Requirement: Copy every line of the entries below word for word, and leave the pictures out of your copy.

Data lines:
>> Begin

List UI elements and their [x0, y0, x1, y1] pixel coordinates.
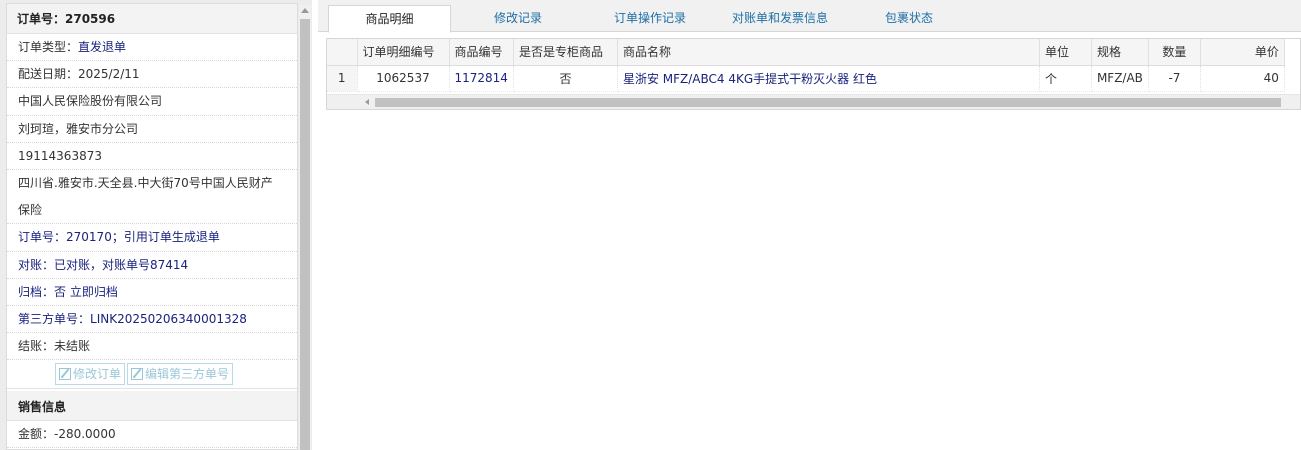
row-number: 1	[327, 65, 358, 92]
product-grid: 订单明细编号 商品编号 是否是专柜商品 商品名称 单位 规格 数量 单价 1 1…	[326, 38, 1301, 110]
cell-product-name[interactable]: 星浙安 MFZ/ABC4 4KG手提式干粉灭火器 红色	[617, 65, 1040, 92]
edit-icon	[59, 368, 71, 381]
column-header-spec[interactable]: 规格	[1091, 39, 1149, 66]
tab-product-details[interactable]: 商品明细	[328, 5, 451, 33]
column-header-price[interactable]: 单价	[1200, 39, 1285, 66]
delivery-date-row: 配送日期：2025/2/11	[7, 61, 297, 89]
cell-price: 40	[1200, 65, 1285, 92]
column-header-qty[interactable]: 数量	[1148, 39, 1201, 66]
company-row: 中国人民保险股份有限公司	[7, 88, 297, 116]
column-header-product-name[interactable]: 商品名称	[617, 39, 1040, 66]
column-header-is-counter[interactable]: 是否是专柜商品	[513, 39, 618, 66]
tab-reconcile-invoice[interactable]: 对账单和发票信息	[720, 5, 840, 32]
table-row[interactable]: 1 1062537 1172814 否 星浙安 MFZ/ABC4 4KG手提式干…	[327, 65, 1285, 92]
product-table: 订单明细编号 商品编号 是否是专柜商品 商品名称 单位 规格 数量 单价 1 1…	[327, 39, 1285, 92]
edit-third-party-button[interactable]: 编辑第三方单号	[127, 363, 234, 386]
grid-horizontal-scrollbar[interactable]	[327, 94, 1300, 109]
phone-row: 19114363873	[7, 143, 297, 170]
edit-icon	[131, 368, 144, 381]
left-panel-scroll-thumb[interactable]	[300, 19, 310, 450]
third-party-value: LINK20250206340001328	[90, 311, 247, 326]
column-header-unit[interactable]: 单位	[1039, 39, 1092, 66]
reconcile-value[interactable]: 已对账，对账单号87414	[54, 258, 188, 272]
grid-scroll-thumb[interactable]	[375, 98, 1281, 107]
third-party-row: 第三方单号：LINK20250206340001328	[7, 306, 297, 334]
cell-unit: 个	[1039, 65, 1092, 92]
edit-third-party-label: 编辑第三方单号	[145, 367, 230, 382]
ref-order-value[interactable]: 270170；引用订单生成退单	[66, 230, 220, 244]
archive-row[interactable]: 归档：否 立即归档	[7, 279, 297, 306]
order-type-row: 订单类型：直发退单	[7, 34, 297, 62]
order-type-value: 直发退单	[78, 40, 127, 54]
cell-product-id[interactable]: 1172814	[449, 65, 514, 92]
app-window: 订单号：270596 订单类型：直发退单 配送日期：2025/2/11 中国人民…	[0, 0, 1301, 450]
column-header-detail-id[interactable]: 订单明细编号	[357, 39, 450, 66]
tab-order-operation-log[interactable]: 订单操作记录	[600, 5, 700, 32]
cell-detail-id: 1062537	[357, 65, 450, 92]
contact-row: 刘珂瑄，雅安市分公司	[7, 116, 297, 143]
action-buttons: 修改订单 编辑第三方单号	[7, 360, 297, 390]
cell-qty: -7	[1148, 65, 1201, 92]
scroll-left-arrow-icon[interactable]	[365, 99, 369, 105]
sales-info-header: 销售信息	[7, 391, 297, 422]
cell-spec: MFZ/AB	[1091, 65, 1149, 92]
tab-modify-log[interactable]: 修改记录	[478, 5, 558, 32]
tab-package-status[interactable]: 包裹状态	[876, 5, 942, 32]
table-header-row: 订单明细编号 商品编号 是否是专柜商品 商品名称 单位 规格 数量 单价	[327, 39, 1285, 66]
details-panel: 商品明细 修改记录 订单操作记录 对账单和发票信息 包裹状态 订单明细编号 商品…	[318, 0, 1301, 450]
edit-order-button[interactable]: 修改订单	[55, 363, 126, 386]
reconcile-row[interactable]: 对账：已对账，对账单号87414	[7, 252, 297, 279]
third-party-label: 第三方单号：	[18, 311, 91, 326]
left-panel-scrollbar[interactable]	[299, 5, 311, 450]
archive-label: 归档：	[18, 284, 55, 299]
ref-order-row[interactable]: 订单号：270170；引用订单生成退单	[7, 224, 297, 252]
order-info-content: 订单号：270596 订单类型：直发退单 配送日期：2025/2/11 中国人民…	[6, 3, 298, 450]
settle-row: 结账：未结账	[7, 333, 297, 361]
ref-order-label: 订单号：	[18, 230, 67, 245]
order-info-panel: 订单号：270596 订单类型：直发退单 配送日期：2025/2/11 中国人民…	[0, 0, 312, 450]
amount-row: 金额：-280.0000	[7, 421, 297, 449]
edit-order-label: 修改订单	[73, 367, 122, 382]
order-type-label: 订单类型：	[18, 40, 79, 54]
reconcile-label: 对账：	[18, 257, 55, 272]
row-number-header	[327, 39, 358, 66]
tab-bar: 商品明细 修改记录 订单操作记录 对账单和发票信息 包裹状态	[318, 0, 1301, 33]
cell-is-counter: 否	[513, 65, 618, 92]
archive-value[interactable]: 否 立即归档	[54, 285, 118, 299]
order-number-header: 订单号：270596	[7, 4, 297, 34]
scroll-up-arrow-icon[interactable]	[301, 8, 309, 13]
column-header-product-id[interactable]: 商品编号	[449, 39, 514, 66]
address-row: 四川省.雅安市.天全县.中大街70号中国人民财产保险	[7, 170, 297, 225]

>> End

Completed task:
List UI elements and their [x0, y0, x1, y1] pixel coordinates.
row-number: 1	[327, 65, 358, 92]
product-grid: 订单明细编号 商品编号 是否是专柜商品 商品名称 单位 规格 数量 单价 1 1…	[326, 38, 1301, 110]
cell-product-name[interactable]: 星浙安 MFZ/ABC4 4KG手提式干粉灭火器 红色	[617, 65, 1040, 92]
edit-icon	[59, 368, 71, 381]
column-header-spec[interactable]: 规格	[1091, 39, 1149, 66]
tab-product-details[interactable]: 商品明细	[328, 5, 451, 33]
column-header-price[interactable]: 单价	[1200, 39, 1285, 66]
delivery-date-row: 配送日期：2025/2/11	[7, 61, 297, 89]
cell-price: 40	[1200, 65, 1285, 92]
column-header-qty[interactable]: 数量	[1148, 39, 1201, 66]
company-row: 中国人民保险股份有限公司	[7, 88, 297, 116]
column-header-product-name[interactable]: 商品名称	[617, 39, 1040, 66]
column-header-is-counter[interactable]: 是否是专柜商品	[513, 39, 618, 66]
tab-reconcile-invoice[interactable]: 对账单和发票信息	[720, 5, 840, 32]
table-row[interactable]: 1 1062537 1172814 否 星浙安 MFZ/ABC4 4KG手提式干…	[327, 65, 1285, 92]
product-table: 订单明细编号 商品编号 是否是专柜商品 商品名称 单位 规格 数量 单价 1 1…	[327, 39, 1285, 92]
edit-third-party-button[interactable]: 编辑第三方单号	[127, 363, 234, 386]
grid-horizontal-scrollbar[interactable]	[327, 94, 1300, 109]
phone-row: 19114363873	[7, 143, 297, 170]
edit-icon	[131, 368, 144, 381]
left-panel-scroll-thumb[interactable]	[300, 19, 310, 450]
third-party-value: LINK20250206340001328	[90, 311, 247, 326]
column-header-unit[interactable]: 单位	[1039, 39, 1092, 66]
reconcile-value[interactable]: 已对账，对账单号87414	[54, 258, 188, 272]
grid-scroll-thumb[interactable]	[375, 98, 1281, 107]
third-party-row: 第三方单号：LINK20250206340001328	[7, 306, 297, 334]
cell-unit: 个	[1039, 65, 1092, 92]
edit-third-party-label: 编辑第三方单号	[145, 367, 230, 382]
ref-order-value[interactable]: 270170；引用订单生成退单	[66, 230, 220, 244]
archive-row[interactable]: 归档：否 立即归档	[7, 279, 297, 306]
order-type-row: 订单类型：直发退单	[7, 34, 297, 62]
order-type-value: 直发退单	[78, 40, 127, 54]
cell-product-id[interactable]: 1172814	[449, 65, 514, 92]
app-window: 订单号：270596 订单类型：直发退单 配送日期：2025/2/11 中国人民…	[0, 0, 1301, 450]
column-header-detail-id[interactable]: 订单明细编号	[357, 39, 450, 66]
tab-order-operation-log[interactable]: 订单操作记录	[600, 5, 700, 32]
cell-detail-id: 1062537	[357, 65, 450, 92]
contact-row: 刘珂瑄，雅安市分公司	[7, 116, 297, 143]
action-buttons: 修改订单 编辑第三方单号	[7, 360, 297, 390]
cell-qty: -7	[1148, 65, 1201, 92]
scroll-left-arrow-icon[interactable]	[365, 99, 369, 105]
sales-info-header: 销售信息	[7, 391, 297, 422]
cell-spec: MFZ/AB	[1091, 65, 1149, 92]
tab-modify-log[interactable]: 修改记录	[478, 5, 558, 32]
tab-package-status[interactable]: 包裹状态	[876, 5, 942, 32]
table-header-row: 订单明细编号 商品编号 是否是专柜商品 商品名称 单位 规格 数量 单价	[327, 39, 1285, 66]
details-panel: 商品明细 修改记录 订单操作记录 对账单和发票信息 包裹状态 订单明细编号 商品…	[318, 0, 1301, 450]
edit-order-button[interactable]: 修改订单	[55, 363, 126, 386]
reconcile-row[interactable]: 对账：已对账，对账单号87414	[7, 252, 297, 279]
third-party-label: 第三方单号：	[18, 311, 91, 326]
left-panel-scrollbar[interactable]	[299, 5, 311, 450]
archive-label: 归档：	[18, 284, 55, 299]
ref-order-row[interactable]: 订单号：270170；引用订单生成退单	[7, 224, 297, 252]
order-info-content: 订单号：270596 订单类型：直发退单 配送日期：2025/2/11 中国人民…	[6, 3, 298, 450]
settle-row: 结账：未结账	[7, 333, 297, 361]
ref-order-label: 订单号：	[18, 230, 67, 245]
order-info-panel: 订单号：270596 订单类型：直发退单 配送日期：2025/2/11 中国人民…	[0, 0, 312, 450]
amount-row: 金额：-280.0000	[7, 421, 297, 449]
edit-order-label: 修改订单	[73, 367, 122, 382]
order-type-label: 订单类型：	[18, 40, 79, 54]
reconcile-label: 对账：	[18, 257, 55, 272]
row-number-header	[327, 39, 358, 66]
tab-bar: 商品明细 修改记录 订单操作记录 对账单和发票信息 包裹状态	[318, 0, 1301, 33]
cell-is-counter: 否	[513, 65, 618, 92]
archive-value[interactable]: 否 立即归档	[54, 285, 118, 299]
order-number-header: 订单号：270596	[7, 4, 297, 34]
scroll-up-arrow-icon[interactable]	[301, 8, 309, 13]
column-header-product-id[interactable]: 商品编号	[449, 39, 514, 66]
address-row: 四川省.雅安市.天全县.中大街70号中国人民财产保险	[7, 170, 297, 225]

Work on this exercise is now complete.